(Requirements) Below are the records. Gather each line that holds "получится".

::: Material for this task

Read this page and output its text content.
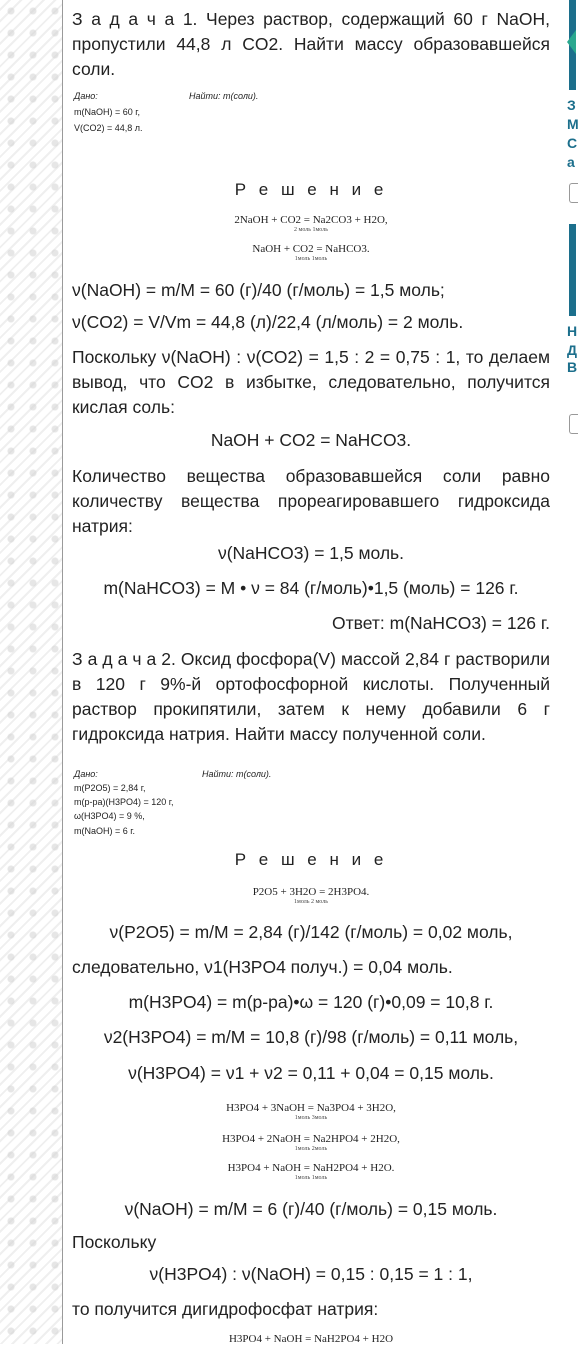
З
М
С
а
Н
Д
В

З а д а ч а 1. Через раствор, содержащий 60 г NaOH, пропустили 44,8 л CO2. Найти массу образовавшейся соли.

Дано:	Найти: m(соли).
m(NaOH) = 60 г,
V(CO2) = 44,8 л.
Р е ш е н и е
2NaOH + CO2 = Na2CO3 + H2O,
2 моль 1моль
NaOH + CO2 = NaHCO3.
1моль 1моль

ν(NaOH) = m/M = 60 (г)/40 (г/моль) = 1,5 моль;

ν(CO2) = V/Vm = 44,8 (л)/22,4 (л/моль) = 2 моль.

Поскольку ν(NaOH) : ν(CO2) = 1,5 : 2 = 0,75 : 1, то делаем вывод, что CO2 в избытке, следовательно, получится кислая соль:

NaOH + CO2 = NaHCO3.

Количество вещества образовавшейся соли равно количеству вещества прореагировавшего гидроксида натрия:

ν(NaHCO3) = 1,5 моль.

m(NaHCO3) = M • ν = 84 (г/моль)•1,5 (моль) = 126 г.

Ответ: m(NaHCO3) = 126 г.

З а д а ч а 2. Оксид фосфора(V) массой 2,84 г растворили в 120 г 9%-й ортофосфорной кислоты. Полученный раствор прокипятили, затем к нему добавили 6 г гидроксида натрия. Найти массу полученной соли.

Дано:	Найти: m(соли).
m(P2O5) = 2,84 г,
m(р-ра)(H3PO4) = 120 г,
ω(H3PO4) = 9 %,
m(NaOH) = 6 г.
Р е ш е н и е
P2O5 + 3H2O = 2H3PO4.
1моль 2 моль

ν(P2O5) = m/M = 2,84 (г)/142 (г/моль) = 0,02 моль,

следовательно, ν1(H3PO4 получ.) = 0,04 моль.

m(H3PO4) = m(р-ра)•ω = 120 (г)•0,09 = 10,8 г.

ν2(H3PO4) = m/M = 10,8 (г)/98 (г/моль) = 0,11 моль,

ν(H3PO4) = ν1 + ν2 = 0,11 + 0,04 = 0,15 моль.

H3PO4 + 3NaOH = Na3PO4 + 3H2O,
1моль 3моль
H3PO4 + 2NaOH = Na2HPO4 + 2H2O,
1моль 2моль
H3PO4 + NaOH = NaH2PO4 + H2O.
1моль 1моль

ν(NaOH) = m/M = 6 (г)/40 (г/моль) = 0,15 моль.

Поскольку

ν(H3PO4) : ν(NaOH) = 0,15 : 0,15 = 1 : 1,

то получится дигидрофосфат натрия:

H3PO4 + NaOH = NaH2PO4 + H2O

::::::
::: Material for this task

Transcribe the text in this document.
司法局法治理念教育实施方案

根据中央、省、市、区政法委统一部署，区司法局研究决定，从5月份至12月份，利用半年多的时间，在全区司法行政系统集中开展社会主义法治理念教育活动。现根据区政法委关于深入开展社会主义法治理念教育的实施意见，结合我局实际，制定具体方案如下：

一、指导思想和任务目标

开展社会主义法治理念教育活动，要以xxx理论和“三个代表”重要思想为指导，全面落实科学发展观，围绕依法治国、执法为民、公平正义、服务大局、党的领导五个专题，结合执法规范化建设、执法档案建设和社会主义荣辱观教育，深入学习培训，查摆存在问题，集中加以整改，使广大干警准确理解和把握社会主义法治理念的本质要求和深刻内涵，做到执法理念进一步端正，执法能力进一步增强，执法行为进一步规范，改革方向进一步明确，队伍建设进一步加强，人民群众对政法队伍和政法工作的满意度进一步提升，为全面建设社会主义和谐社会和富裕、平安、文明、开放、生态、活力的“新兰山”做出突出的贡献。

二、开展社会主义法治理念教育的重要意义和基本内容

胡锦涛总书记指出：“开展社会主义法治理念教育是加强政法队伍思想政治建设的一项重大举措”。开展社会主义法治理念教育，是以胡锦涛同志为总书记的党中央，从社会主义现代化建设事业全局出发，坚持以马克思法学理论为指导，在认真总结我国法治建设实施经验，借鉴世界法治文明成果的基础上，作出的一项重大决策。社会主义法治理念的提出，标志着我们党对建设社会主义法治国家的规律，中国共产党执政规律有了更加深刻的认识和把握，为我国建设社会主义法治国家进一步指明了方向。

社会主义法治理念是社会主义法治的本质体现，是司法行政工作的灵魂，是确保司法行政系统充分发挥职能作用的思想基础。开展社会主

::::::

(Result below)
Поскольку ν(NaOH) : ν(CO2) = 1,5 : 2 = 0,75 : 1, то делаем вывод, что CO2 в избытке, следовательно, получится кислая соль:
то получится дигидрофосфат натрия:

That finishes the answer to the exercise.